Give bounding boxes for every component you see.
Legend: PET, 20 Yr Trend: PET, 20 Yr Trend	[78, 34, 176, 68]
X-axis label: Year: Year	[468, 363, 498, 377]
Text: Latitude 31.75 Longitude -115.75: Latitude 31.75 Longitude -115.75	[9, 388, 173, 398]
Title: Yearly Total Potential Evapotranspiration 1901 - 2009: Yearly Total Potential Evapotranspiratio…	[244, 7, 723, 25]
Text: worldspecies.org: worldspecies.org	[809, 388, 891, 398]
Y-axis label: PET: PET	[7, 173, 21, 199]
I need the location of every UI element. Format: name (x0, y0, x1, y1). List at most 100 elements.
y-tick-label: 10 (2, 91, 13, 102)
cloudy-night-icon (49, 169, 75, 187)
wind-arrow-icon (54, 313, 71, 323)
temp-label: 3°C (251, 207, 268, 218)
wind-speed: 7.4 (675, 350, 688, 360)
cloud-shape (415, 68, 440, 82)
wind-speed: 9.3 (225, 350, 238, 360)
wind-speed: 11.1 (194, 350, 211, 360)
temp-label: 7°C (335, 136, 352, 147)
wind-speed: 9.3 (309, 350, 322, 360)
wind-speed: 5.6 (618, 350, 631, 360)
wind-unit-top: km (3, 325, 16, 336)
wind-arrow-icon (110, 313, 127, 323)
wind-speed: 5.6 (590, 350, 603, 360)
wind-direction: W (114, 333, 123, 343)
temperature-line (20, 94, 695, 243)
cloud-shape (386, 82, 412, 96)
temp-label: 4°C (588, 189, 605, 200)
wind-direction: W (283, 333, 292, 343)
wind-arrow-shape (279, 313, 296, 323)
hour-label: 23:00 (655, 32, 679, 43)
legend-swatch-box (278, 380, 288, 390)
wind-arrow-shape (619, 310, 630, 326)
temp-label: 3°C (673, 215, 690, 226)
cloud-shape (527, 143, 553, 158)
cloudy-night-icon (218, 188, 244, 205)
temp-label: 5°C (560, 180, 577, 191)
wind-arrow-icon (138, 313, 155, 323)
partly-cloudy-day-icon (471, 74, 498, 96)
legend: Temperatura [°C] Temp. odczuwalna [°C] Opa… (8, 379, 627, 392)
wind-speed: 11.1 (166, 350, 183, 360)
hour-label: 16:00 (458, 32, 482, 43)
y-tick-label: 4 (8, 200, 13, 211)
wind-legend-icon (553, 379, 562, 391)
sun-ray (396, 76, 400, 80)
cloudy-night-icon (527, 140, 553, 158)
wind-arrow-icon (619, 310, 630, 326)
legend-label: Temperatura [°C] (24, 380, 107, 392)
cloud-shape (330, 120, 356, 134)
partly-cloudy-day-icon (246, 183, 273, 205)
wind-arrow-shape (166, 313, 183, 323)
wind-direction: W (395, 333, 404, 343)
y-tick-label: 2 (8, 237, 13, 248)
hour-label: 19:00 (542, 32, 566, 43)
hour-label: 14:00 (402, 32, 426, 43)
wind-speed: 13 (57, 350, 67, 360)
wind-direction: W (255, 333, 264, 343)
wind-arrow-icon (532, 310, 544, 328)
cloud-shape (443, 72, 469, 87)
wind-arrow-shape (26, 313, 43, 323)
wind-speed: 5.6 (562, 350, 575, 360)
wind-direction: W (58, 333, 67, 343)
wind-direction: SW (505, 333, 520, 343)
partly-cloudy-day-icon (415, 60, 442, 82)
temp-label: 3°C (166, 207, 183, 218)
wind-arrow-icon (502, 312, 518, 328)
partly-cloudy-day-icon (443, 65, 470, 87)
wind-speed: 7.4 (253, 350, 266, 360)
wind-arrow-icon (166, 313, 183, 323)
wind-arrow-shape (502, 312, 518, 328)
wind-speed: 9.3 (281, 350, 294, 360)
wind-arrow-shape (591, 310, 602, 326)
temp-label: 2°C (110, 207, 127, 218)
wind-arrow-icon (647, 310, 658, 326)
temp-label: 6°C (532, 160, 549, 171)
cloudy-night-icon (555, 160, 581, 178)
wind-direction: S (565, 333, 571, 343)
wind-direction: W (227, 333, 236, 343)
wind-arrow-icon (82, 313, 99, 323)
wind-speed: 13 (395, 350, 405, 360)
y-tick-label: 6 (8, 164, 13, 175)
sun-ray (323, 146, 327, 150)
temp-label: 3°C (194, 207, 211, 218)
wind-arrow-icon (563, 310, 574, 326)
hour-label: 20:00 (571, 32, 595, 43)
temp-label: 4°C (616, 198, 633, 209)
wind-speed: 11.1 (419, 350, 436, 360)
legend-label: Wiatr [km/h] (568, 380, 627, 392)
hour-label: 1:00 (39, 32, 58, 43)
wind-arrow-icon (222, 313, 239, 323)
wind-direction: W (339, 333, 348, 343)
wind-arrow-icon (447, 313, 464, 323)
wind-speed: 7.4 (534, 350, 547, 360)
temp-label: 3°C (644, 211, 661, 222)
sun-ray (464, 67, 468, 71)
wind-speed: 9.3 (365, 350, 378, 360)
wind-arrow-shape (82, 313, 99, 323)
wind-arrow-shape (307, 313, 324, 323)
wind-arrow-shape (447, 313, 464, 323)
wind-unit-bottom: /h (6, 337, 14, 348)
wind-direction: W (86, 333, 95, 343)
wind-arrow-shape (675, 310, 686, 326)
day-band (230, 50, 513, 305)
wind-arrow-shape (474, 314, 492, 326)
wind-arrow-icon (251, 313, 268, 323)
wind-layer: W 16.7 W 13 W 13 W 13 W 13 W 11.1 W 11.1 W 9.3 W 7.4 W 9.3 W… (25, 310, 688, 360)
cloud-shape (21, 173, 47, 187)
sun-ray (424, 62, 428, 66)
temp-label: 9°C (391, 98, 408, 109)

Task instructions — Reproduce the entries above in full, replacing every occurrence of "cloud-shape" with "cloud-outline" and leaving all other text unchanged.

Answer to this task —
Give bounding boxes for every component you see.
Legend: PET, 20 Yr Trend: PET, 20 Yr Trend	[78, 34, 176, 68]
X-axis label: Year: Year	[468, 363, 498, 377]
Text: Latitude 31.75 Longitude -115.75: Latitude 31.75 Longitude -115.75	[9, 388, 173, 398]
Title: Yearly Total Potential Evapotranspiration 1901 - 2009: Yearly Total Potential Evapotranspiratio…	[244, 7, 723, 25]
Text: worldspecies.org: worldspecies.org	[809, 388, 891, 398]
Y-axis label: PET: PET	[7, 173, 21, 199]
I need the location of every UI element. Format: name (x0, y0, x1, y1). List at most 100 elements.
y-tick-label: 10 (2, 91, 13, 102)
cloudy-night-icon (49, 169, 75, 187)
wind-arrow-icon (54, 313, 71, 323)
temp-label: 3°C (251, 207, 268, 218)
wind-speed: 7.4 (675, 350, 688, 360)
cloud-outline (415, 68, 440, 82)
wind-speed: 9.3 (225, 350, 238, 360)
wind-speed: 11.1 (194, 350, 211, 360)
temp-label: 7°C (335, 136, 352, 147)
wind-speed: 9.3 (309, 350, 322, 360)
wind-speed: 5.6 (618, 350, 631, 360)
wind-unit-top: km (3, 325, 16, 336)
wind-arrow-icon (110, 313, 127, 323)
wind-speed: 5.6 (590, 350, 603, 360)
wind-direction: W (114, 333, 123, 343)
temperature-line (20, 94, 695, 243)
cloud-outline (386, 82, 412, 96)
temp-label: 4°C (588, 189, 605, 200)
wind-direction: W (283, 333, 292, 343)
wind-arrow-shape (279, 313, 296, 323)
hour-label: 23:00 (655, 32, 679, 43)
legend-swatch-box (278, 380, 288, 390)
wind-arrow-shape (619, 310, 630, 326)
temp-label: 3°C (673, 215, 690, 226)
cloud-outline (527, 143, 553, 158)
cloudy-night-icon (218, 188, 244, 205)
temp-label: 5°C (560, 180, 577, 191)
wind-arrow-icon (138, 313, 155, 323)
partly-cloudy-day-icon (471, 74, 498, 96)
legend: Temperatura [°C] Temp. odczuwalna [°C] Opa… (8, 379, 627, 392)
wind-speed: 11.1 (166, 350, 183, 360)
hour-label: 16:00 (458, 32, 482, 43)
y-tick-label: 4 (8, 200, 13, 211)
wind-legend-icon (553, 379, 562, 391)
sun-ray (396, 76, 400, 80)
cloudy-night-icon (527, 140, 553, 158)
wind-arrow-icon (619, 310, 630, 326)
legend-label: Temperatura [°C] (24, 380, 107, 392)
cloud-outline (330, 120, 356, 134)
partly-cloudy-day-icon (246, 183, 273, 205)
wind-arrow-shape (166, 313, 183, 323)
wind-direction: W (395, 333, 404, 343)
y-tick-label: 2 (8, 237, 13, 248)
hour-label: 19:00 (542, 32, 566, 43)
hour-label: 14:00 (402, 32, 426, 43)
wind-speed: 13 (57, 350, 67, 360)
wind-direction: W (255, 333, 264, 343)
wind-arrow-icon (532, 310, 544, 328)
cloud-outline (443, 72, 469, 87)
wind-arrow-shape (26, 313, 43, 323)
wind-speed: 5.6 (562, 350, 575, 360)
wind-direction: W (58, 333, 67, 343)
wind-direction: SW (505, 333, 520, 343)
partly-cloudy-day-icon (415, 60, 442, 82)
temp-label: 3°C (166, 207, 183, 218)
wind-arrow-icon (502, 312, 518, 328)
partly-cloudy-day-icon (443, 65, 470, 87)
wind-speed: 7.4 (253, 350, 266, 360)
wind-arrow-icon (166, 313, 183, 323)
wind-arrow-shape (502, 312, 518, 328)
wind-speed: 9.3 (281, 350, 294, 360)
wind-arrow-shape (591, 310, 602, 326)
temp-label: 2°C (110, 207, 127, 218)
wind-arrow-icon (647, 310, 658, 326)
temp-label: 6°C (532, 160, 549, 171)
cloudy-night-icon (555, 160, 581, 178)
wind-direction: S (565, 333, 571, 343)
wind-direction: W (227, 333, 236, 343)
wind-arrow-icon (82, 313, 99, 323)
wind-speed: 13 (395, 350, 405, 360)
y-tick-label: 6 (8, 164, 13, 175)
sun-ray (323, 146, 327, 150)
temp-label: 3°C (194, 207, 211, 218)
wind-arrow-icon (563, 310, 574, 326)
hour-label: 20:00 (571, 32, 595, 43)
temp-label: 4°C (616, 198, 633, 209)
wind-speed: 11.1 (419, 350, 436, 360)
legend-label: Wiatr [km/h] (568, 380, 627, 392)
hour-label: 1:00 (39, 32, 58, 43)
wind-arrow-icon (222, 313, 239, 323)
wind-direction: W (339, 333, 348, 343)
wind-arrow-icon (447, 313, 464, 323)
wind-speed: 7.4 (534, 350, 547, 360)
temp-label: 3°C (644, 211, 661, 222)
sun-ray (464, 67, 468, 71)
wind-speed: 9.3 (365, 350, 378, 360)
wind-arrow-shape (82, 313, 99, 323)
wind-arrow-shape (307, 313, 324, 323)
wind-arrow-shape (447, 313, 464, 323)
wind-unit-bottom: /h (6, 337, 14, 348)
wind-direction: W (86, 333, 95, 343)
wind-arrow-shape (675, 310, 686, 326)
day-band (230, 50, 513, 305)
wind-arrow-shape (474, 314, 492, 326)
wind-arrow-icon (251, 313, 268, 323)
wind-layer: W 16.7 W 13 W 13 W 13 W 13 W 11.1 W 11.1 W 9.3 W 7.4 W 9.3 W… (25, 310, 688, 360)
cloud-outline (21, 173, 47, 187)
sun-ray (424, 62, 428, 66)
temp-label: 9°C (391, 98, 408, 109)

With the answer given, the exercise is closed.